◆ **WORK TO COMPLETE**:
Single out each line with the word "market" and copy it.

◆ **DATASET RECORDS**:
■ ■ ■ ■ ■ ■ ■

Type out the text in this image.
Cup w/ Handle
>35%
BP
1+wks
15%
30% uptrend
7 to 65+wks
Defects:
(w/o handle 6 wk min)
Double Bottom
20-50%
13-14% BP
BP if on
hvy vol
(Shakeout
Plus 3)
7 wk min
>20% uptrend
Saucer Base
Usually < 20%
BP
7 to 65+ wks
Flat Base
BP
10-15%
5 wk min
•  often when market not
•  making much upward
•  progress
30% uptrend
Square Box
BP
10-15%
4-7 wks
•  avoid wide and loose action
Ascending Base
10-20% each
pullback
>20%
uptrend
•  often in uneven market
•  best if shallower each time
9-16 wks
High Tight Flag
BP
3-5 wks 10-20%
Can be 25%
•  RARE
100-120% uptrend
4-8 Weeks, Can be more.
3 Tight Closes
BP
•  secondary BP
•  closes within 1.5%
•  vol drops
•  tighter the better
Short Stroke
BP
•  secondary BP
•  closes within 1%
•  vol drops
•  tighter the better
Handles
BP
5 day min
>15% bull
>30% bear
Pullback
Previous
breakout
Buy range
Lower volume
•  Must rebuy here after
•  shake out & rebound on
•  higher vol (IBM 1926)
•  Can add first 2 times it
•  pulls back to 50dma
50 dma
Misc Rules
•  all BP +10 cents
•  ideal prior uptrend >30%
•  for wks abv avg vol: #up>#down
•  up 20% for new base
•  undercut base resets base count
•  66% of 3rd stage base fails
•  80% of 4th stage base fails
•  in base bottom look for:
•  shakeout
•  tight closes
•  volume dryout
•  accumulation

■ ■ ■ ■ ■ ■ ■

◆ **TASK RESULT**:
•  often when market not
•  often in uneven market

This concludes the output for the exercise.